Lay out every line of the entries below as a numbered list, omitting blank lines and leaving the pictures out.
##### MATERIAL PROVIDED
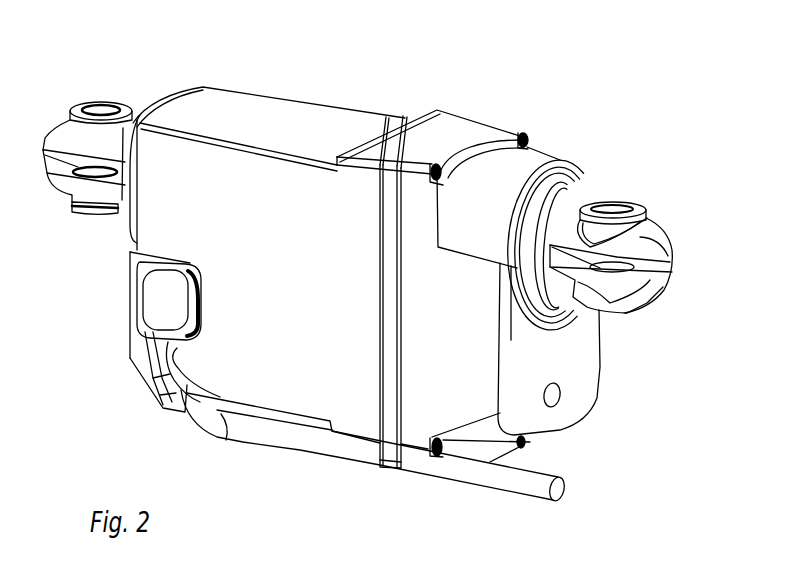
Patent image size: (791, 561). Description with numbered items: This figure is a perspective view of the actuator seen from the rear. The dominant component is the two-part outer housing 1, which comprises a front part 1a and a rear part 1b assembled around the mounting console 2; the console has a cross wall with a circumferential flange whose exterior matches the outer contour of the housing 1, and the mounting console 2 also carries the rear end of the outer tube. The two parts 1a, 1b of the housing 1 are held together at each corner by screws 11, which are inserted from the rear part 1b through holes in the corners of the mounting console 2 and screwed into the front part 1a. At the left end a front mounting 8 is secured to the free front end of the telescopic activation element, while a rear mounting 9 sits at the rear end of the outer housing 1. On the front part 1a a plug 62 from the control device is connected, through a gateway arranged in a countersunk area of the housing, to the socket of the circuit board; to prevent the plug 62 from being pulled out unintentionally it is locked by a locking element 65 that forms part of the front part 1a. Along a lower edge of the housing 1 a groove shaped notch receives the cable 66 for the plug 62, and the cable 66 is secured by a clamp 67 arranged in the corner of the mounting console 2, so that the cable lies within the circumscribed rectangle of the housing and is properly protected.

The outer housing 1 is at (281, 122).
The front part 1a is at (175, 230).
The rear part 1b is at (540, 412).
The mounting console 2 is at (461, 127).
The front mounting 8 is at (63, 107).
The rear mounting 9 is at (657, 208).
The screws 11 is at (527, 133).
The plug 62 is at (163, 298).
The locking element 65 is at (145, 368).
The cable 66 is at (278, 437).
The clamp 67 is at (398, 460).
##########
FINISHED ANSWER —
1. Patent image size: (791, 561). Description with numbered items: This figure is a perspective view of the actuator seen from the rear. The dominant component is the two-part outer housing 1, which comprises a front part 1a and a rear part 1b assembled around the mounting console 2; the console has a cross wall with a circumferential flange whose exterior matches the outer contour of the housing 1, and the mounting console 2 also carries the rear end of the outer tube. The two parts 1a, 1b of the housing 1 are held together at each corner by screws 11, which are inserted from the rear part 1b through holes in the corners of the mounting console 2 and screwed into the front part 1a. At the left end a front mounting 8 is secured to the free front end of the telescopic activation element, while a rear mounting 9 sits at the rear end of the outer housing 1. On the front part 1a a plug 62 from the control device is connected, through a gateway arranged in a countersunk area of the housing, to the socket of the circuit board; to prevent the plug 62 from being pulled out unintentionally it is locked by a locking element 65 that forms part of the front part 1a. Along a lower edge of the housing 1 a groove shaped notch receives the cable 66 for the plug 62, and the cable 66 is secured by a clamp 67 arranged in the corner of the mounting console 2, so that the cable lies within the circumscribed rectangle of the housing and is properly protected.
2. The outer housing 1 is at (281, 122).
3. The front part 1a is at (175, 230).
4. The rear part 1b is at (540, 412).
5. The mounting console 2 is at (461, 127).
6. The front mounting 8 is at (63, 107).
7. The rear mounting 9 is at (657, 208).
8. The screws 11 is at (527, 133).
9. The plug 62 is at (163, 298).
10. The locking element 65 is at (145, 368).
11. The cable 66 is at (278, 437).
12. The clamp 67 is at (398, 460).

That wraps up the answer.